> **Exercise instructions**: Please show all lines of the records that include "Hepatitis".

> **Exercise data**:
◆ ◆ ◆ ◆

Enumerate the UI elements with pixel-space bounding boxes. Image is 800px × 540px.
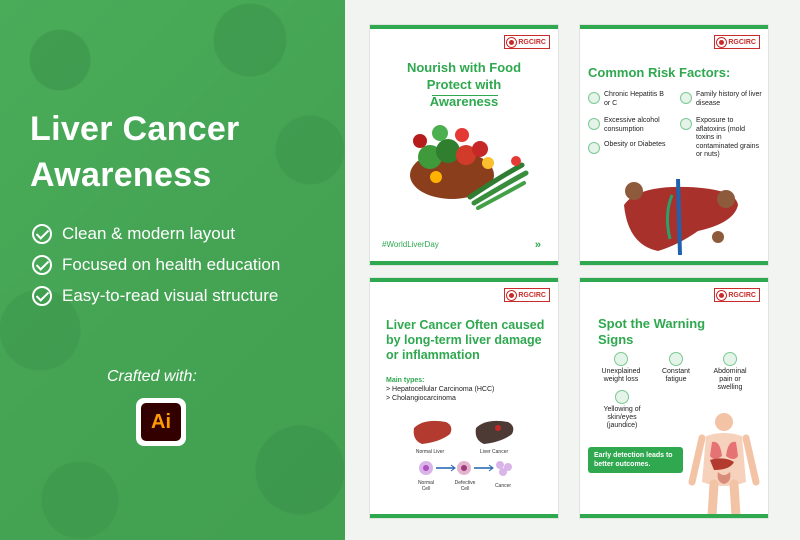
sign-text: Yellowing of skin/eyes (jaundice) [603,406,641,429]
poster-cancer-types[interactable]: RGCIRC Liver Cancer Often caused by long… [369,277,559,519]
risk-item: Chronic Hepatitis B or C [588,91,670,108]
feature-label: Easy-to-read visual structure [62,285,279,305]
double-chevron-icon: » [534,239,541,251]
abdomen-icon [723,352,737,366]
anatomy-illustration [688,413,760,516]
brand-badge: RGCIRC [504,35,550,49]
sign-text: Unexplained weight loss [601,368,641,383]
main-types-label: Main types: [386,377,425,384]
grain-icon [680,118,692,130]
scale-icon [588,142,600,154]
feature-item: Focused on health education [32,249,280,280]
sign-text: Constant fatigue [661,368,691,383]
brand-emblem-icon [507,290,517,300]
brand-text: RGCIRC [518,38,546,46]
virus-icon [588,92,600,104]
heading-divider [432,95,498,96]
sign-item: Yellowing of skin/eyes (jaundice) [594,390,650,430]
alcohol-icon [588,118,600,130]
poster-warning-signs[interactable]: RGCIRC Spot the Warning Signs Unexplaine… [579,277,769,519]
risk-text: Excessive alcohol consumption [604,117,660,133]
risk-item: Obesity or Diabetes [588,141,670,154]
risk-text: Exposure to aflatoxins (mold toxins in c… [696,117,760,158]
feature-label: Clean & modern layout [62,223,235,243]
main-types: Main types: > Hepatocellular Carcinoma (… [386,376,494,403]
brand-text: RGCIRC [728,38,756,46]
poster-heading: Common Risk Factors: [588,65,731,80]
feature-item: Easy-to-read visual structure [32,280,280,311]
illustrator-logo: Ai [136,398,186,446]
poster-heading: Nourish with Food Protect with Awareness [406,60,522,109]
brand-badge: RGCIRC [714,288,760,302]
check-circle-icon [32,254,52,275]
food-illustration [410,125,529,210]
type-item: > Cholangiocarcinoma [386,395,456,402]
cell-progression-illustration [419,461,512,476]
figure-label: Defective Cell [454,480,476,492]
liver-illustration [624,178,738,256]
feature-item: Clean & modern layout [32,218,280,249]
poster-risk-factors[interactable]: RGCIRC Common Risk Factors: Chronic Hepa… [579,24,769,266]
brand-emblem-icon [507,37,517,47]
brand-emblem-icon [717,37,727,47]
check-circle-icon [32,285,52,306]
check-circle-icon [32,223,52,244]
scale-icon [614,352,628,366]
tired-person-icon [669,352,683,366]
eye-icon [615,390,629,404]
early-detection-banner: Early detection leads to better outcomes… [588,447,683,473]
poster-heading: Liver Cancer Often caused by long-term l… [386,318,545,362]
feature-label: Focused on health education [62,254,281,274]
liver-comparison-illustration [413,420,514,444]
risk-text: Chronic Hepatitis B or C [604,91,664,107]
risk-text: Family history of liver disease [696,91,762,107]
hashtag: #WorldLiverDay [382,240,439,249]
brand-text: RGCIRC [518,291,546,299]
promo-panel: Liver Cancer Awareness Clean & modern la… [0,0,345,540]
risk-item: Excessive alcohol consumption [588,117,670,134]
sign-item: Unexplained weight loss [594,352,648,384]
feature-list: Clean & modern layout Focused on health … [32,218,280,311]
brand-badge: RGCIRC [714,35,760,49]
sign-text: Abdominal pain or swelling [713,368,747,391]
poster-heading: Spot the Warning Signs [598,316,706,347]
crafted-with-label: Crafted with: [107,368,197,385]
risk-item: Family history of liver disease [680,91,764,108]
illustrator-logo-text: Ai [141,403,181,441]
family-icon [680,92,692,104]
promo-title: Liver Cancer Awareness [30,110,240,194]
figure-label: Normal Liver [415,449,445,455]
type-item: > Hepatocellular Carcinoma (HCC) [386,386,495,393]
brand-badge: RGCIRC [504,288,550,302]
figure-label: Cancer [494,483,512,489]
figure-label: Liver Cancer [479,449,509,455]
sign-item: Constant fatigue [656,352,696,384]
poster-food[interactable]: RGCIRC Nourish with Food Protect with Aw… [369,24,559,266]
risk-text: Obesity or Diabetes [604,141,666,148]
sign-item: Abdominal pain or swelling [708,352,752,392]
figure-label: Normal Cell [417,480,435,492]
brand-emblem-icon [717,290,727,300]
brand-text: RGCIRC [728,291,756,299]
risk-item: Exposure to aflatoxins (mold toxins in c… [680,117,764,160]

◆ ◆ ◆ ◆

> **Solution to this task**:
risk-item: Chronic Hepatitis B or C [588,91,670,108]
risk-text: Chronic Hepatitis B or C [604,91,664,107]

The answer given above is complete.